## What is needed
Select, from the material below, each line with "icon" in it.

## Excerpted data
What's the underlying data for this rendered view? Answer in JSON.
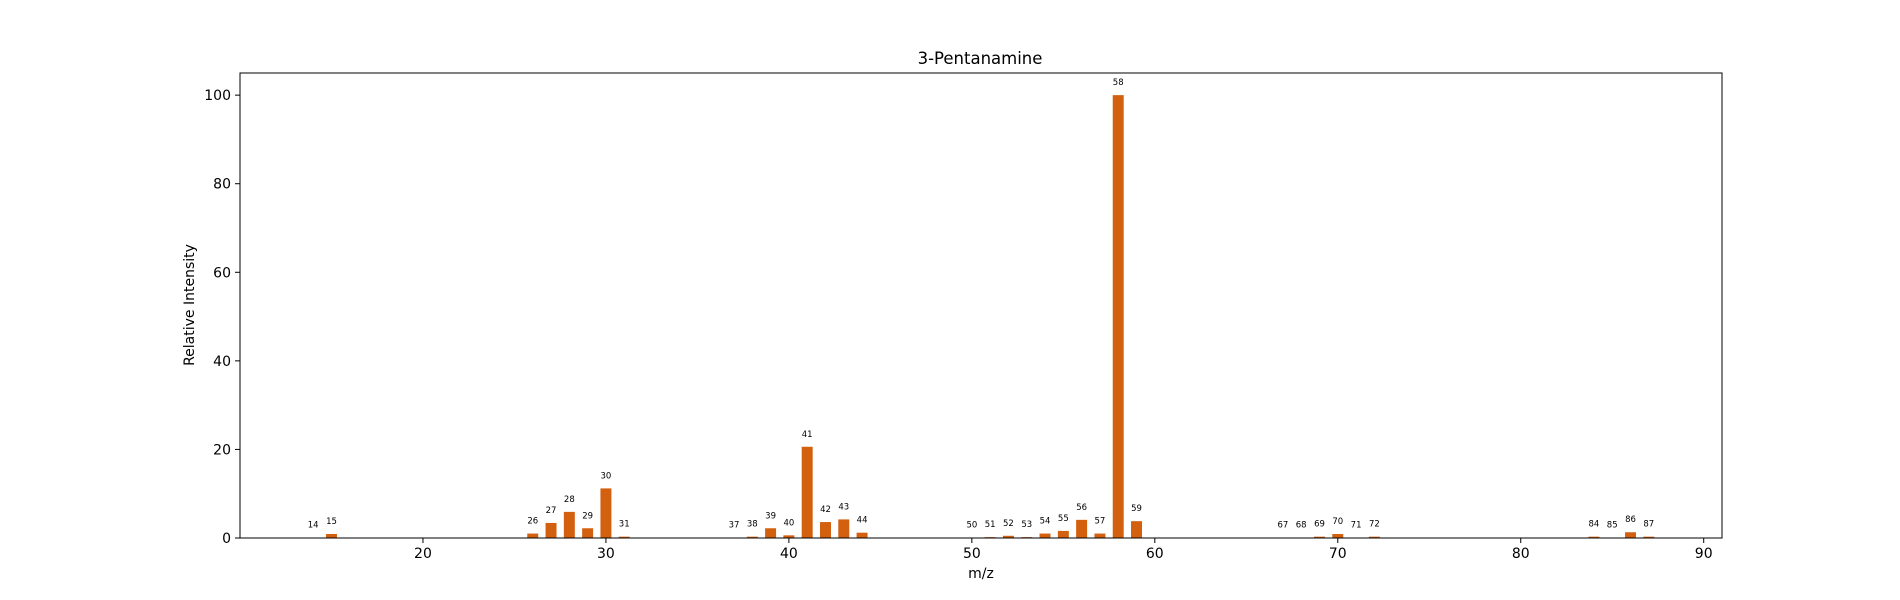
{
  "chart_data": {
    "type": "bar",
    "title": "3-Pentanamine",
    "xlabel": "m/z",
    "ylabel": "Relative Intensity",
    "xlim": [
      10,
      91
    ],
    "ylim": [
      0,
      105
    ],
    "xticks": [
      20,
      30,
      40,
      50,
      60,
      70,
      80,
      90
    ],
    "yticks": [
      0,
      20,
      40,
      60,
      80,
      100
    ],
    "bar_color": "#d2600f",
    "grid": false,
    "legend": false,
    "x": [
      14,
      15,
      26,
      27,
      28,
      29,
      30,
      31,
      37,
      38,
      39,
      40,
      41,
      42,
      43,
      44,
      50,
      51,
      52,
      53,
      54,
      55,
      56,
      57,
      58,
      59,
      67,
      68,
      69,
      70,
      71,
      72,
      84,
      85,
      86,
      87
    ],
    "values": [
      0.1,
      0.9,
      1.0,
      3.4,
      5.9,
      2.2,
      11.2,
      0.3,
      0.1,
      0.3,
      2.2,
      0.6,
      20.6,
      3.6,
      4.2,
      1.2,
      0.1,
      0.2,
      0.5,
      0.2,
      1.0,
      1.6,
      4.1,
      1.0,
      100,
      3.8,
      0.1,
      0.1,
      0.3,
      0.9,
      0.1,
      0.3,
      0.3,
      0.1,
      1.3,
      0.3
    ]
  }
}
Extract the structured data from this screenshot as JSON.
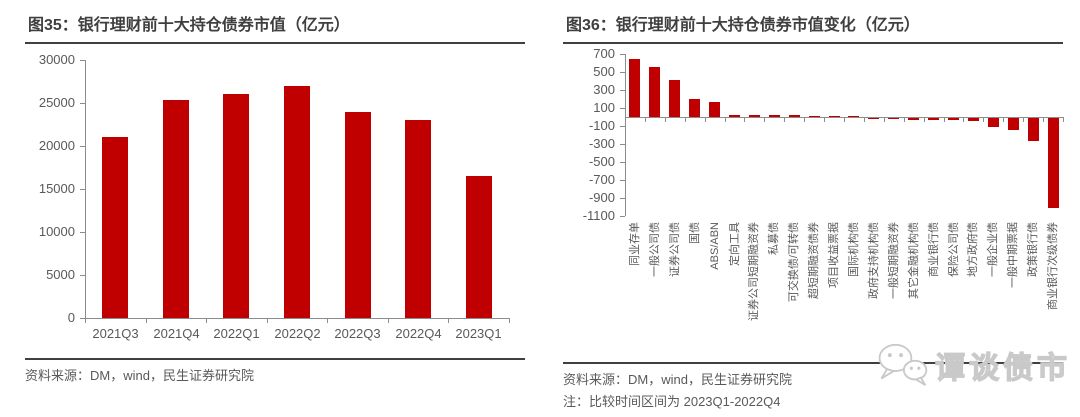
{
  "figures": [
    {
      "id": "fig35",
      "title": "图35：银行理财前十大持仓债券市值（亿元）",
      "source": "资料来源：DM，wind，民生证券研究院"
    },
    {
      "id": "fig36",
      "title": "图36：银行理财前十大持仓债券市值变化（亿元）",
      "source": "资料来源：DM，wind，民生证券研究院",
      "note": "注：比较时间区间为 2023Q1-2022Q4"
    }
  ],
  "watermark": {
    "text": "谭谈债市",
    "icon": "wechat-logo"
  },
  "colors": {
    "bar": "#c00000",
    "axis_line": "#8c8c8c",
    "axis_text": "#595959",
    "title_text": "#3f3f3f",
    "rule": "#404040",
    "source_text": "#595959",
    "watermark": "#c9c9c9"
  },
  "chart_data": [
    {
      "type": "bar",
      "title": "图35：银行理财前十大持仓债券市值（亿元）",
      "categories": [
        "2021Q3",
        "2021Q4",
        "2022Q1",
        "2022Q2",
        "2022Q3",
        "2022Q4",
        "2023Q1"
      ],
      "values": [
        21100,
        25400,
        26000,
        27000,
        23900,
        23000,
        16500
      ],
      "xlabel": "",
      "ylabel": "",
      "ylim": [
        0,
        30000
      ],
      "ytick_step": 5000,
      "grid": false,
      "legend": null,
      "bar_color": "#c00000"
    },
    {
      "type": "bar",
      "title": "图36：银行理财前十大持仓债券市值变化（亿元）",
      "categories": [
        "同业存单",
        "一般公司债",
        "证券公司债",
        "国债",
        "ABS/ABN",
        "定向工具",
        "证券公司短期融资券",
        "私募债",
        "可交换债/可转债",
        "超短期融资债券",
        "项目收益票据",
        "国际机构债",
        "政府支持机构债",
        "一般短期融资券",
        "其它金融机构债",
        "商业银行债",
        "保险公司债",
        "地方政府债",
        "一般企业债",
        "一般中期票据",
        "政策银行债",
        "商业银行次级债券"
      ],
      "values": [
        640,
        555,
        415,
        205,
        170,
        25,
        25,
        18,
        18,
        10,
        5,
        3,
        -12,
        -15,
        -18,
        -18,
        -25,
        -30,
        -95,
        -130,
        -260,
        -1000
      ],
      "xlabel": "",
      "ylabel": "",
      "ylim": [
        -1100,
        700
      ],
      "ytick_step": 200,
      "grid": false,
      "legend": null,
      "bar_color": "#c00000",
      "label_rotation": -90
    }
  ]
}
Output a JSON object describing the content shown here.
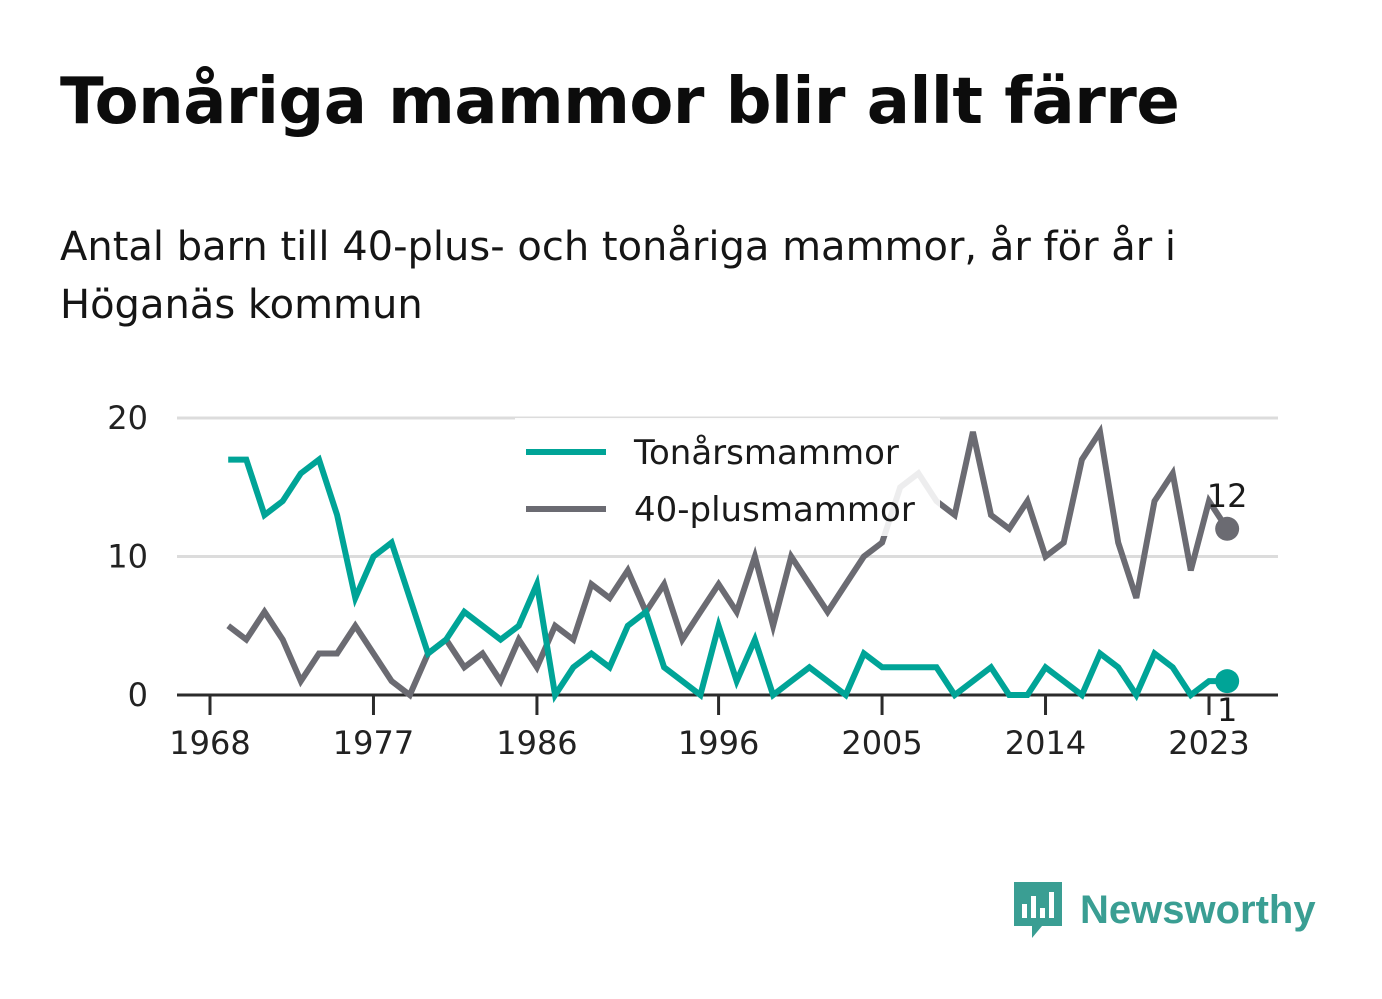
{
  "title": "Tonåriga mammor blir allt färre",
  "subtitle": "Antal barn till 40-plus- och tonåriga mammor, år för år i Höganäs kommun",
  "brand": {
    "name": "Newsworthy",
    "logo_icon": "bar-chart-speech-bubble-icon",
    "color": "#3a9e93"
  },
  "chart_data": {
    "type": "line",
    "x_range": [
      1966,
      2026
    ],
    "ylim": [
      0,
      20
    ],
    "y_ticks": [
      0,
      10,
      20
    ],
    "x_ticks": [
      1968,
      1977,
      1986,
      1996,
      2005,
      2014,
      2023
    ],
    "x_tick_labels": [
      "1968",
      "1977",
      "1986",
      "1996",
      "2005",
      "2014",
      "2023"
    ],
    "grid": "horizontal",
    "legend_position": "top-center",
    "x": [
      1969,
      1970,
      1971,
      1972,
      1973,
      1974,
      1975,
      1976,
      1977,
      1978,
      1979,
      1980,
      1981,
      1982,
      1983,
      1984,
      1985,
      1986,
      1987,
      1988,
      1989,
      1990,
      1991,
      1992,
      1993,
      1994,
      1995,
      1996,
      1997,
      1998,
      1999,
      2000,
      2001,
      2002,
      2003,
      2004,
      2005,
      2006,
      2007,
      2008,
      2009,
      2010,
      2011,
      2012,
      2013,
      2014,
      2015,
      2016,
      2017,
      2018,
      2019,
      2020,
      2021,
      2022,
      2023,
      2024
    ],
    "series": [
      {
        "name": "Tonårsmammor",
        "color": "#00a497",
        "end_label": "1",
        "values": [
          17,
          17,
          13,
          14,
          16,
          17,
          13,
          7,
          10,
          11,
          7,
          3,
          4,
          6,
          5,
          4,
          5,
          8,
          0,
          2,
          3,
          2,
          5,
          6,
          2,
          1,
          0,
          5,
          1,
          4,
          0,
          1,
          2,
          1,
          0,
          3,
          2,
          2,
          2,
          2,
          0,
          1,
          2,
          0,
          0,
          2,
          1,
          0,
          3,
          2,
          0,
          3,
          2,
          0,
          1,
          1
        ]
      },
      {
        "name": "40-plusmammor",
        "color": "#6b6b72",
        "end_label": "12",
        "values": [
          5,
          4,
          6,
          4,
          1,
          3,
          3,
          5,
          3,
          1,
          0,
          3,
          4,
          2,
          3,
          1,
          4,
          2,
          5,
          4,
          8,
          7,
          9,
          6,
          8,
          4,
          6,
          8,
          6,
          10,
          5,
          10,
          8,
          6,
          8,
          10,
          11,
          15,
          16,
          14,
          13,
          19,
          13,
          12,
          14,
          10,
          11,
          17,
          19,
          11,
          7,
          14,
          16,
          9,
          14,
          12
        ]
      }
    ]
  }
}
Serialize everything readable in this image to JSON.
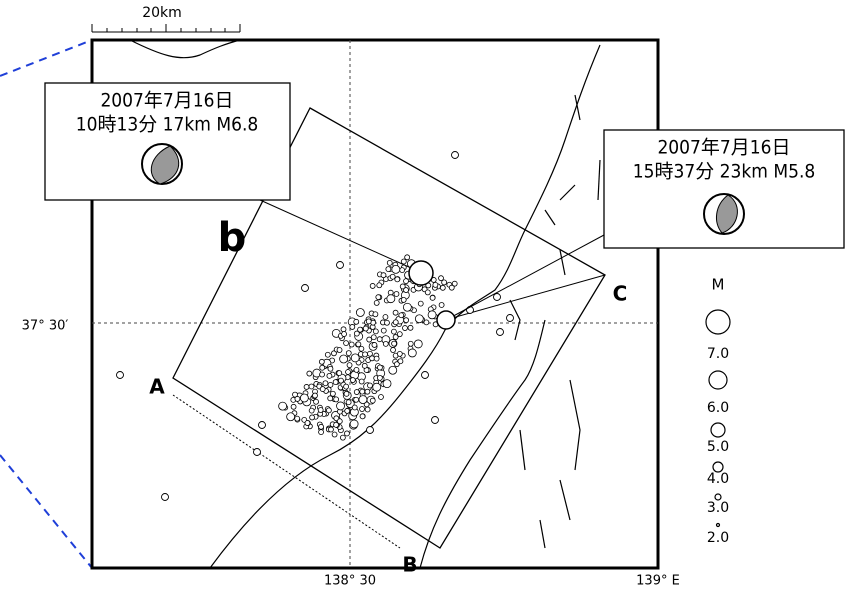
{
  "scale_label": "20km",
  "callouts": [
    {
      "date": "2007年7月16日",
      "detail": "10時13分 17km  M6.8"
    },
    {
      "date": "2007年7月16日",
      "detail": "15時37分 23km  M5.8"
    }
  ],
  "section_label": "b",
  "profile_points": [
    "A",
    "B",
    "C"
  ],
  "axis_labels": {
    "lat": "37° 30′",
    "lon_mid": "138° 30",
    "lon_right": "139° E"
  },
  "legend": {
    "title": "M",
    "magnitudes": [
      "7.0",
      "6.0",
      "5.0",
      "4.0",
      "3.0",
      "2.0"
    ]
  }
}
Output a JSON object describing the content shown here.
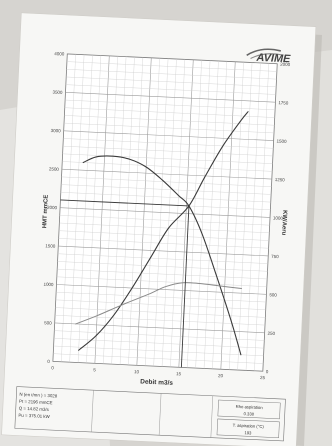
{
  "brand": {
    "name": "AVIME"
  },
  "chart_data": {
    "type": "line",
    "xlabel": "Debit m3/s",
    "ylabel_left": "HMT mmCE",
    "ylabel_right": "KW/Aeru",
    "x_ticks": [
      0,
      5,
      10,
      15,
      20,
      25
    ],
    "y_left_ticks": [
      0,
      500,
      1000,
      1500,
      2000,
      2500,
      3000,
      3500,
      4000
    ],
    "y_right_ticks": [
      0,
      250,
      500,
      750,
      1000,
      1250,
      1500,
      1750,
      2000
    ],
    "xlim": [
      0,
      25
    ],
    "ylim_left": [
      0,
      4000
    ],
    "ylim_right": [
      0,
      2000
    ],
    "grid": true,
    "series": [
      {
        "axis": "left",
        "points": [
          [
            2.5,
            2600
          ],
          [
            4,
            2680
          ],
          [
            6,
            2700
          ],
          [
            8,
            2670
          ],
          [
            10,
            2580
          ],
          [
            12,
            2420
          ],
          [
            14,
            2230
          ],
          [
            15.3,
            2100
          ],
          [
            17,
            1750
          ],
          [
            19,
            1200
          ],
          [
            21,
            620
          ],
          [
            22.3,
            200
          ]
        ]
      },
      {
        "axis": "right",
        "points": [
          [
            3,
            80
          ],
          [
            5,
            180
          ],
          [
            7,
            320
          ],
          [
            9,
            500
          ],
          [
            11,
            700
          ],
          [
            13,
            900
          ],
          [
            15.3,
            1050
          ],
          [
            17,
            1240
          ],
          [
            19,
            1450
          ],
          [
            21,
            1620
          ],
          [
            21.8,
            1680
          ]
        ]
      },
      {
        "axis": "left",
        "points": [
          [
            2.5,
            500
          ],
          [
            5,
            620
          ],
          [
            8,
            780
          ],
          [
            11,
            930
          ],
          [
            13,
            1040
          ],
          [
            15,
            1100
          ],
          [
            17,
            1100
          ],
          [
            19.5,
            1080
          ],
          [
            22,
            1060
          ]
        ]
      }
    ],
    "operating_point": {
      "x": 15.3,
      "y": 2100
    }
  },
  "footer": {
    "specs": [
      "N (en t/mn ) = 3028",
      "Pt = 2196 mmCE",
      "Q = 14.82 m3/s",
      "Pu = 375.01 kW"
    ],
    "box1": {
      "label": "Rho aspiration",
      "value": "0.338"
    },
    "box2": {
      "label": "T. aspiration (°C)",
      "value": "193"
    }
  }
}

## Solved exercise
    "icon": "wechat-logo"
    "logo_icon": "bar-chart-speech-bubble-icon",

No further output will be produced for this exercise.